Бабу надо, но откуда ее взять? Ведь бабе тоже нужна перспектива, и нужно хоть какое-то движение со стороны Бориса. Ему это не предложишь. Сиделка с перспективой? Не допустит Борька никого до себя…
Как-то все это тупиково. Фимка (брат) если бы мог с ним поселиться».
При появлении признаков улучшения удалось убедить Бориса покинуть 1-ю Градскую. Некоторое время он жил дома; с ним был брат.
В одну из таких ремиссий Борис пошел проститься с Наровчатовым. Об этом вспоминает Елена Ржевская: «Дубовый зал ЦДЛ не мог вместить всех. Люди ждали на улице. В зале были поэты военного поколения и те, кто помоложе. Давид Самойлов с женой прилетели из Эстонии. Борис Слуцкий пришел, превозмогая болезнь.
…Когда кончился траурный митинг, Борис Слуцкий, прямой, напряженный, похожий только на самого себя, военной поступью прошел сквозь размыкавшиеся перед ним ряды людей к гробу, к Лидии Яковлевне, громко и отрешенно сказал:
— Лидия Яковлевна, я Борис Слуцкий, я пришел разделить ваше горе.

(Сохранённые записи)
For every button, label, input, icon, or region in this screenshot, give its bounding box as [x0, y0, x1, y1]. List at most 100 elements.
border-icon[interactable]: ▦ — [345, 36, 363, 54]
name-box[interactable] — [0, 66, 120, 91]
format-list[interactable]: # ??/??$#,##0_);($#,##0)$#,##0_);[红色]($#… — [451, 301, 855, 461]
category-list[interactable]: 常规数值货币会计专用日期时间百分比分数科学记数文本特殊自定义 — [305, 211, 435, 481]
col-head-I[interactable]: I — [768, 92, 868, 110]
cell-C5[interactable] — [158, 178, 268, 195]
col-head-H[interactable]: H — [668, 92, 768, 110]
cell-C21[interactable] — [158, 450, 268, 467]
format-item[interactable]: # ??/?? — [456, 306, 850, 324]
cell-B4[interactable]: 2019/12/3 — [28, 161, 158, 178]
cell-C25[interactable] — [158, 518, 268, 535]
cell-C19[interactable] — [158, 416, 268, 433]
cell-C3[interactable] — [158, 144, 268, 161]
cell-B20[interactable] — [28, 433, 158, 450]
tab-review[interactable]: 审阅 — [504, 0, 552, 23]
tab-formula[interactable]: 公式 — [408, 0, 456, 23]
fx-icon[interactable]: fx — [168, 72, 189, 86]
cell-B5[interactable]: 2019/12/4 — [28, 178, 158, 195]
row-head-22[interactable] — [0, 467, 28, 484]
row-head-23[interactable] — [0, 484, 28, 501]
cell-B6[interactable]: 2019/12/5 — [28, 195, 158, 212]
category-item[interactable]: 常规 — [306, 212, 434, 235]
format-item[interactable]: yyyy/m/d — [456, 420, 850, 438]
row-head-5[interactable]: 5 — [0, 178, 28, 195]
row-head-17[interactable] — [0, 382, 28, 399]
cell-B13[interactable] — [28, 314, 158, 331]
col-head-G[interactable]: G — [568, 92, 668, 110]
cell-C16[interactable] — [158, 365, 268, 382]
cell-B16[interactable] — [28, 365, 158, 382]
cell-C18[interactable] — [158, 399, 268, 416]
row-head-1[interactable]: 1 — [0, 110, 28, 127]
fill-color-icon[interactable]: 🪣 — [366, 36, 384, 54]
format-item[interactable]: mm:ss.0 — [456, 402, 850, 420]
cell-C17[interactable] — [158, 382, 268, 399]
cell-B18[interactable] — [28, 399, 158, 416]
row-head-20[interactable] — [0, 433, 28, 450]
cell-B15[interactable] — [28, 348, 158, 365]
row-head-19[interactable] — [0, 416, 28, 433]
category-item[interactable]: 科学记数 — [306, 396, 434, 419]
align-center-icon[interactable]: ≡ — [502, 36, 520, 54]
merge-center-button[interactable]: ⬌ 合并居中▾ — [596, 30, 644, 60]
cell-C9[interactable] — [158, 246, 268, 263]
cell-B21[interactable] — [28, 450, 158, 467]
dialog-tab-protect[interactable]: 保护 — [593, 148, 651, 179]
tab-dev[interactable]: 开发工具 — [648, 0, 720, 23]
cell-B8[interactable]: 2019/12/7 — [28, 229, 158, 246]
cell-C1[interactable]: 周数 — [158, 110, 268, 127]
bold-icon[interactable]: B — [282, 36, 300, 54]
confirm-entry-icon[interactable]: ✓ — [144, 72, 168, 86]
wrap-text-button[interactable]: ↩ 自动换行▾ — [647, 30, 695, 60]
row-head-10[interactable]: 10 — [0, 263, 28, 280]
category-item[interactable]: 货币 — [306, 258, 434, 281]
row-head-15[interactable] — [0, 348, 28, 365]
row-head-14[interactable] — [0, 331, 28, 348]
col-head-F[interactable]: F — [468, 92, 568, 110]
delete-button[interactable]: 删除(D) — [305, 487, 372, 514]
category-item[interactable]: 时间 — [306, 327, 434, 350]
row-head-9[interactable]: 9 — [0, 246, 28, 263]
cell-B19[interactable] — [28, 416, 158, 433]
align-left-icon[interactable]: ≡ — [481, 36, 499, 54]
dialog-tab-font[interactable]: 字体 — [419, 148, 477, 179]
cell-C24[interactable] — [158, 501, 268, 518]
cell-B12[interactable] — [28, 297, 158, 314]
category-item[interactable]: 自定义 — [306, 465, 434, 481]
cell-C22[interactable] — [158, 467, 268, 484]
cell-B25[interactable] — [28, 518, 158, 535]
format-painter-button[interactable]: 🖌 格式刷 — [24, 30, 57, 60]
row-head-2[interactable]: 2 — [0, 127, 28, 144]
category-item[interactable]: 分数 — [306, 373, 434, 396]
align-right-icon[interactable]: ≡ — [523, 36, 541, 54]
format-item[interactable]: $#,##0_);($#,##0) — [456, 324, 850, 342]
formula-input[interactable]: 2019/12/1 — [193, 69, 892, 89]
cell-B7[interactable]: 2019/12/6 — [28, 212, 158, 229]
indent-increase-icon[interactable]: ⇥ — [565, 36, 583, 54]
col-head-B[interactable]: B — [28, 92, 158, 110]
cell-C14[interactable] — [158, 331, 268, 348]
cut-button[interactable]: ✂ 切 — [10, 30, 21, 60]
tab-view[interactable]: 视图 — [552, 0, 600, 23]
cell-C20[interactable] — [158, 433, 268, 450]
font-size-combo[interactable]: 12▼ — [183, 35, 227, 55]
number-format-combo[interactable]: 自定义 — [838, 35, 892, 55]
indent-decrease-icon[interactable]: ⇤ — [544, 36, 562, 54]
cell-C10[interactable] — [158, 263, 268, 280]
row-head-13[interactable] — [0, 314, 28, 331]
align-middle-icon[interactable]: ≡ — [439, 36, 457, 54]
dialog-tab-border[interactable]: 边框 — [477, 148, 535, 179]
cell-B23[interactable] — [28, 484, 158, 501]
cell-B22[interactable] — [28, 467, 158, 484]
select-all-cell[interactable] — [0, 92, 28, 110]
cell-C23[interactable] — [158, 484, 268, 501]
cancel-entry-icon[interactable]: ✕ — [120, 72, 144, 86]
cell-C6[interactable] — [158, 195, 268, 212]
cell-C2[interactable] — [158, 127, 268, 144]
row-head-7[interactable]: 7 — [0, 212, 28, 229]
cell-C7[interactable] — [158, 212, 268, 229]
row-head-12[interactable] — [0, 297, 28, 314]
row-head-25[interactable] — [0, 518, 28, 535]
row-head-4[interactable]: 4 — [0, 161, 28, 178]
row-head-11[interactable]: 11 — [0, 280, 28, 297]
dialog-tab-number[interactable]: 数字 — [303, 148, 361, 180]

## Задания и упражнения
a. Откуда, согласно тексту о Борисе Слуцком, прилетели Давид Самойлов с женой?
b. Перепечатайте фрагмент текста о Борисе Слуцком, начиная со слов «Бабу надо, но» и заканчивая словами «ним был брат.».

## Результаты по порядку
a. Из Эстонии.

b.
Бабу надо, но откуда ее взять? Ведь бабе тоже нужна перспектива, и нужно хоть какое-то движение со стороны Бориса. Ему это не предложишь. Сиделка с перспективой? Не допустит Борька никого до себя…
Как-то все это тупиково. Фимка (брат) если бы мог с ним поселиться».
При появлении признаков улучшения удалось убедить Бориса покинуть 1-ю Градскую. Некоторое время он жил дома; с ним был брат.